*Exercise task*.
Where a line holds "apps", copy it.

*Given information*.
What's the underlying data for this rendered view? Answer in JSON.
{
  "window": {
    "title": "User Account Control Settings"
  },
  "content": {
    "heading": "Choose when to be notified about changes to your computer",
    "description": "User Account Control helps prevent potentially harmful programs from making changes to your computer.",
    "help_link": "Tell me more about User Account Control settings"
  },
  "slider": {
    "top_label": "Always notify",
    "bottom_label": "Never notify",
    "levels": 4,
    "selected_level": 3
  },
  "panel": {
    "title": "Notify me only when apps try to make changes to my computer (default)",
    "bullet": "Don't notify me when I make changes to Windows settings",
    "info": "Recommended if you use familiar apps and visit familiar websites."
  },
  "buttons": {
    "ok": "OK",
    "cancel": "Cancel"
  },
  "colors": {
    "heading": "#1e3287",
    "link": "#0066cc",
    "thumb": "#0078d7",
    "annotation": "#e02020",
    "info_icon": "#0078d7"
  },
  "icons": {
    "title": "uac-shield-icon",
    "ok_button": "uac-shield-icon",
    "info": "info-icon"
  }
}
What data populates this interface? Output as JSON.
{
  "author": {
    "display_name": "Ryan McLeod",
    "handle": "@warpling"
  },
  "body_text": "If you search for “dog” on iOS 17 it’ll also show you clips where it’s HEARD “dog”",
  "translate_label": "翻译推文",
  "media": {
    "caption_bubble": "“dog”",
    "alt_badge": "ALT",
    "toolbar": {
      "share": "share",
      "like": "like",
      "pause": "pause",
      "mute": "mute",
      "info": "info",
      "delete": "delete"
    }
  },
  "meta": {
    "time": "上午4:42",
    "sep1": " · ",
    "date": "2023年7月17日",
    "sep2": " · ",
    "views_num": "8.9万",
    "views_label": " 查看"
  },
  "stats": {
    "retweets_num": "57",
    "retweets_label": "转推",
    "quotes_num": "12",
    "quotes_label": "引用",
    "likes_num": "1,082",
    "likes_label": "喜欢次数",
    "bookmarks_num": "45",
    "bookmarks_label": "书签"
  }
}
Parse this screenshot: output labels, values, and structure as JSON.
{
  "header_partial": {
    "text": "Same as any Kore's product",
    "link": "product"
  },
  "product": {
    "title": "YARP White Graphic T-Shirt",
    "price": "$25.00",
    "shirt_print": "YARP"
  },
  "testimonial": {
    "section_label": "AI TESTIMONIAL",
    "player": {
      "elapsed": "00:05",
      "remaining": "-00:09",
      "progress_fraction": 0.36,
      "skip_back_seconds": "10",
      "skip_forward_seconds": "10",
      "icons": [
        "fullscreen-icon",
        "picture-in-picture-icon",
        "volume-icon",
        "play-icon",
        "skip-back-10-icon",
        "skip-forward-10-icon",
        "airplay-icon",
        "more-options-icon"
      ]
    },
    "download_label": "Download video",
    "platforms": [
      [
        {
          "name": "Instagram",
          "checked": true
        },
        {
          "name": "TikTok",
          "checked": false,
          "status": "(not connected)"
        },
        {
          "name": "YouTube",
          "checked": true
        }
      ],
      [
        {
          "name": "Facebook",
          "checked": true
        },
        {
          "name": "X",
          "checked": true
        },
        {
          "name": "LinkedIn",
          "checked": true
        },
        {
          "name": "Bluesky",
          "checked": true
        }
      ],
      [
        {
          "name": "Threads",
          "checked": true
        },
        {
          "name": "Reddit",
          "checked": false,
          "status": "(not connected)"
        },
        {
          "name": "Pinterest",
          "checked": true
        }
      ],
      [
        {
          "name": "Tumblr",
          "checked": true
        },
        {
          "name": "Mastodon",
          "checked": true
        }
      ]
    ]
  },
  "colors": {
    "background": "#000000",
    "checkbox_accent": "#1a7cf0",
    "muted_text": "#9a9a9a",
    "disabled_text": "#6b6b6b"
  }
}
---
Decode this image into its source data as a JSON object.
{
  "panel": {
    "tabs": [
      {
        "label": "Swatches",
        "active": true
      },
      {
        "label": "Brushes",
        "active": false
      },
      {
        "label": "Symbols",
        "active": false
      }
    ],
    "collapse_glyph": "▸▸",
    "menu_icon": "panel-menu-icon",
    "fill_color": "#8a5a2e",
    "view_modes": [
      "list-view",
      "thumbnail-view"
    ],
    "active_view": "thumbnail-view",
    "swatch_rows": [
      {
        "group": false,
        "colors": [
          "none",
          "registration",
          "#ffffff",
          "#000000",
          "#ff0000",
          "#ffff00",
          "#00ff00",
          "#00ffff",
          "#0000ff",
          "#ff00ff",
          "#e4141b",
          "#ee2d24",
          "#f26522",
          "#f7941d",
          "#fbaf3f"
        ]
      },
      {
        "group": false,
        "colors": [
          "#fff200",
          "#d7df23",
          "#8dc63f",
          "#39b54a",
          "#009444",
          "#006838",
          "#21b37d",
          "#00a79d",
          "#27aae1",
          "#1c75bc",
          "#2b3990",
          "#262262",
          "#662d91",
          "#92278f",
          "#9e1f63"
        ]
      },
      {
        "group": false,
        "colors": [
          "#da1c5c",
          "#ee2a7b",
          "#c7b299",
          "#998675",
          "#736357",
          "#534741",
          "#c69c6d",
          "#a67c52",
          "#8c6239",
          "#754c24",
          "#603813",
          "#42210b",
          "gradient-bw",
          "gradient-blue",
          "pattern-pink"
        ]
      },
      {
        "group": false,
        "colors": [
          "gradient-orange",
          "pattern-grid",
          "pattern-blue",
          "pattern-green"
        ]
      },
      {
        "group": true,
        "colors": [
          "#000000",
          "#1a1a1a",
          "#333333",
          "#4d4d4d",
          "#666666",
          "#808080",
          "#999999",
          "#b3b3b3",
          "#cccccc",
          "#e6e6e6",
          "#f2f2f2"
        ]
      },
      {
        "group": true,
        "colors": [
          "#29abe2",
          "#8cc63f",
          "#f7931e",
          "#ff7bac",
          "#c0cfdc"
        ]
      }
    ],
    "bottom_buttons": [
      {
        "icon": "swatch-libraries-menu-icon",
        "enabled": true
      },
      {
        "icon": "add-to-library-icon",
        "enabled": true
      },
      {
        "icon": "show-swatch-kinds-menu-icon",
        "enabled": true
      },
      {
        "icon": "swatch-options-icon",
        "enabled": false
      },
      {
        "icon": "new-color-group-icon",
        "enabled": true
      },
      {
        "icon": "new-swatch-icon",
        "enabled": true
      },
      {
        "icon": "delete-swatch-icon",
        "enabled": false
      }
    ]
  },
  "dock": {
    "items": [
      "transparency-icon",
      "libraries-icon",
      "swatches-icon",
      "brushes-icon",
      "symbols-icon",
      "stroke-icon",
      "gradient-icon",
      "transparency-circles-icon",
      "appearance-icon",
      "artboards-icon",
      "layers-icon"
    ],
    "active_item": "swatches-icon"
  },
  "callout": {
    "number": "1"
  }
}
...
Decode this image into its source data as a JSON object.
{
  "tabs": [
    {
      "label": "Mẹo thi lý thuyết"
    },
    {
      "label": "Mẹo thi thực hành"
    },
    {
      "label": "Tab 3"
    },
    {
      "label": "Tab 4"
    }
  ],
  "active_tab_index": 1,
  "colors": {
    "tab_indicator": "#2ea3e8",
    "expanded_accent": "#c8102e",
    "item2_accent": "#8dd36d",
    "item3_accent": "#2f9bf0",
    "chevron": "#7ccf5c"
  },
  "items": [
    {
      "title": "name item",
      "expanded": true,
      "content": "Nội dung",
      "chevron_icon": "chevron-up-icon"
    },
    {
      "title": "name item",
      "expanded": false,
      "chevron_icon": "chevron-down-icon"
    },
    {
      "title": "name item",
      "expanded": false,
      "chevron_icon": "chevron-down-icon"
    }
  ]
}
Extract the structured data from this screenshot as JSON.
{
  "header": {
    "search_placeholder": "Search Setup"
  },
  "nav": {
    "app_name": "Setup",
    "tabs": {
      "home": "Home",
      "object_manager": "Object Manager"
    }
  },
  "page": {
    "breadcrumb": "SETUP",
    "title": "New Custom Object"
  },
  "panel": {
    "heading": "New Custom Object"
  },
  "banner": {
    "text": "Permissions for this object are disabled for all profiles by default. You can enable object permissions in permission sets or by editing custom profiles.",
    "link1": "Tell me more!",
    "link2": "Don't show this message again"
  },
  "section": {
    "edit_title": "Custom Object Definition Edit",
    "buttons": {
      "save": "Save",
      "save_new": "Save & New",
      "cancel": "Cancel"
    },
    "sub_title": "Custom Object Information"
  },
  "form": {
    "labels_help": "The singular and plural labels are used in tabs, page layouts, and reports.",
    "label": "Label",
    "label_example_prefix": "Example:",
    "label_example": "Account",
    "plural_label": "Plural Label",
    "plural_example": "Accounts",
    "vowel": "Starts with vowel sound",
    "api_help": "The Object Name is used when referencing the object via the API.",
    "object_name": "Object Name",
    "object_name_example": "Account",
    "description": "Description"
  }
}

*Reply*.
    "title": "Notify me only when apps try to make changes to my computer (default)",
    "info": "Recommended if you use familiar apps and visit familiar websites."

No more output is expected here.